PROBLEM STATEMENT → Reproduce all of the material below, changing each "average-point" to "mean-point" and keeping everything else identical.

Data listing →

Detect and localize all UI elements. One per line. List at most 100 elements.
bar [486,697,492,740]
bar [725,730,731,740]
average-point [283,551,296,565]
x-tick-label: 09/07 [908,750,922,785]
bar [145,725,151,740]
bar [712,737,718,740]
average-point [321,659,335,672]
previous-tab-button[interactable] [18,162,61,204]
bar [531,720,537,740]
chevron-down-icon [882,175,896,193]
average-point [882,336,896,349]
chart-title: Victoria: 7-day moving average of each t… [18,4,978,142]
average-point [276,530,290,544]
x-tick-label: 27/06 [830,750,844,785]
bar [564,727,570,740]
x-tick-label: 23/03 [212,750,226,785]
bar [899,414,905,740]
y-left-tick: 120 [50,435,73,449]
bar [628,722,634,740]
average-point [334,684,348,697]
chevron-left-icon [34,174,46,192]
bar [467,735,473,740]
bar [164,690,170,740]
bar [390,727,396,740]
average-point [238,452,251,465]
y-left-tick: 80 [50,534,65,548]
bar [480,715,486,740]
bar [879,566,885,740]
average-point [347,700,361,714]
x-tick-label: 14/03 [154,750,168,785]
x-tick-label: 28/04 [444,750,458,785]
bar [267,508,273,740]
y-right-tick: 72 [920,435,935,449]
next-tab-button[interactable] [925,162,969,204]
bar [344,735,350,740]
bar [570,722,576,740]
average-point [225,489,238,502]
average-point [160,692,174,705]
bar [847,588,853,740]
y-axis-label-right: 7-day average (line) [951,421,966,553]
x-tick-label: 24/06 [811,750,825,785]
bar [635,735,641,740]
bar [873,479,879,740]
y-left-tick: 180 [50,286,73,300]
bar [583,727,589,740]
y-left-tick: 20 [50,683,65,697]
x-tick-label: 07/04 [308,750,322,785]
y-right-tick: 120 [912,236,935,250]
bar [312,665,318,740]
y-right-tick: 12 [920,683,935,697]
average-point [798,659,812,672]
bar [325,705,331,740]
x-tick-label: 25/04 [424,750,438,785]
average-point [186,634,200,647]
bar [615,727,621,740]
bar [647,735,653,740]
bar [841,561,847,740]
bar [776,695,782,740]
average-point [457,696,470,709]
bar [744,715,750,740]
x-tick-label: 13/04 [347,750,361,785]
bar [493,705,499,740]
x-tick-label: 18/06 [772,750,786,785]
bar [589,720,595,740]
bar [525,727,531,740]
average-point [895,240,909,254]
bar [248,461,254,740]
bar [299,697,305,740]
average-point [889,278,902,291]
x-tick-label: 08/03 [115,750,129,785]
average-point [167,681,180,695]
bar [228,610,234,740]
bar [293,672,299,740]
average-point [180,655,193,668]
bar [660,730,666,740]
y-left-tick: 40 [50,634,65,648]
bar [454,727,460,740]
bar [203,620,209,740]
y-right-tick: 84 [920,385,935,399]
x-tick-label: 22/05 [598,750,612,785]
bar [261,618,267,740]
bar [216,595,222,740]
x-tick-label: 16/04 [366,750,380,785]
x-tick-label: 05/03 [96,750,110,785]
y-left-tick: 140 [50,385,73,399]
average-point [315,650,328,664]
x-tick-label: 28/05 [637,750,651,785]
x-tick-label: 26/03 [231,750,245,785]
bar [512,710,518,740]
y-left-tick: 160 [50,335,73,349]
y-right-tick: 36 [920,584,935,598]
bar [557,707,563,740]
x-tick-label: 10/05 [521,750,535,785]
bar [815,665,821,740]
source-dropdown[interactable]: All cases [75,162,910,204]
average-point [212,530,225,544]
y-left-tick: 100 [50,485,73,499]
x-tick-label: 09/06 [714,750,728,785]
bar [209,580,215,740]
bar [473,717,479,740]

EXERCISE OUTPUT →
Detect and localize all UI elements. One per line. List at most 100 elements.
bar [486,697,492,740]
bar [725,730,731,740]
mean-point [283,551,296,565]
x-tick-label: 09/07 [908,750,922,785]
bar [145,725,151,740]
bar [712,737,718,740]
mean-point [321,659,335,672]
previous-tab-button[interactable] [18,162,61,204]
bar [531,720,537,740]
chevron-down-icon [882,175,896,193]
mean-point [882,336,896,349]
chart-title: Victoria: 7-day moving average of each t… [18,4,978,142]
mean-point [276,530,290,544]
x-tick-label: 27/06 [830,750,844,785]
bar [564,727,570,740]
x-tick-label: 23/03 [212,750,226,785]
bar [899,414,905,740]
y-left-tick: 120 [50,435,73,449]
bar [628,722,634,740]
mean-point [334,684,348,697]
chevron-left-icon [34,174,46,192]
bar [467,735,473,740]
bar [164,690,170,740]
bar [390,727,396,740]
mean-point [238,452,251,465]
y-left-tick: 80 [50,534,65,548]
bar [480,715,486,740]
bar [879,566,885,740]
mean-point [347,700,361,714]
x-tick-label: 14/03 [154,750,168,785]
x-tick-label: 28/04 [444,750,458,785]
bar [267,508,273,740]
y-right-tick: 72 [920,435,935,449]
next-tab-button[interactable] [925,162,969,204]
bar [344,735,350,740]
bar [570,722,576,740]
mean-point [225,489,238,502]
mean-point [160,692,174,705]
bar [847,588,853,740]
y-axis-label-right: 7-day average (line) [951,421,966,553]
x-tick-label: 24/06 [811,750,825,785]
bar [635,735,641,740]
bar [873,479,879,740]
y-left-tick: 180 [50,286,73,300]
bar [583,727,589,740]
y-left-tick: 20 [50,683,65,697]
x-tick-label: 07/04 [308,750,322,785]
y-right-tick: 120 [912,236,935,250]
bar [312,665,318,740]
y-right-tick: 12 [920,683,935,697]
mean-point [798,659,812,672]
bar [325,705,331,740]
x-tick-label: 25/04 [424,750,438,785]
mean-point [186,634,200,647]
bar [615,727,621,740]
bar [647,735,653,740]
bar [841,561,847,740]
bar [776,695,782,740]
mean-point [457,696,470,709]
bar [744,715,750,740]
x-tick-label: 13/04 [347,750,361,785]
bar [493,705,499,740]
x-tick-label: 18/06 [772,750,786,785]
bar [589,720,595,740]
bar [525,727,531,740]
mean-point [895,240,909,254]
bar [248,461,254,740]
bar [299,697,305,740]
mean-point [889,278,902,291]
x-tick-label: 08/03 [115,750,129,785]
mean-point [167,681,180,695]
bar [228,610,234,740]
bar [293,672,299,740]
mean-point [180,655,193,668]
bar [660,730,666,740]
y-left-tick: 40 [50,634,65,648]
bar [454,727,460,740]
bar [203,620,209,740]
y-right-tick: 84 [920,385,935,399]
x-tick-label: 22/05 [598,750,612,785]
bar [261,618,267,740]
bar [216,595,222,740]
x-tick-label: 16/04 [366,750,380,785]
x-tick-label: 05/03 [96,750,110,785]
y-left-tick: 140 [50,385,73,399]
mean-point [315,650,328,664]
x-tick-label: 28/05 [637,750,651,785]
x-tick-label: 26/03 [231,750,245,785]
bar [512,710,518,740]
y-left-tick: 160 [50,335,73,349]
y-right-tick: 36 [920,584,935,598]
bar [557,707,563,740]
x-tick-label: 10/05 [521,750,535,785]
bar [815,665,821,740]
source-dropdown[interactable]: All cases [75,162,910,204]
mean-point [212,530,225,544]
y-left-tick: 100 [50,485,73,499]
x-tick-label: 09/06 [714,750,728,785]
bar [209,580,215,740]
bar [473,717,479,740]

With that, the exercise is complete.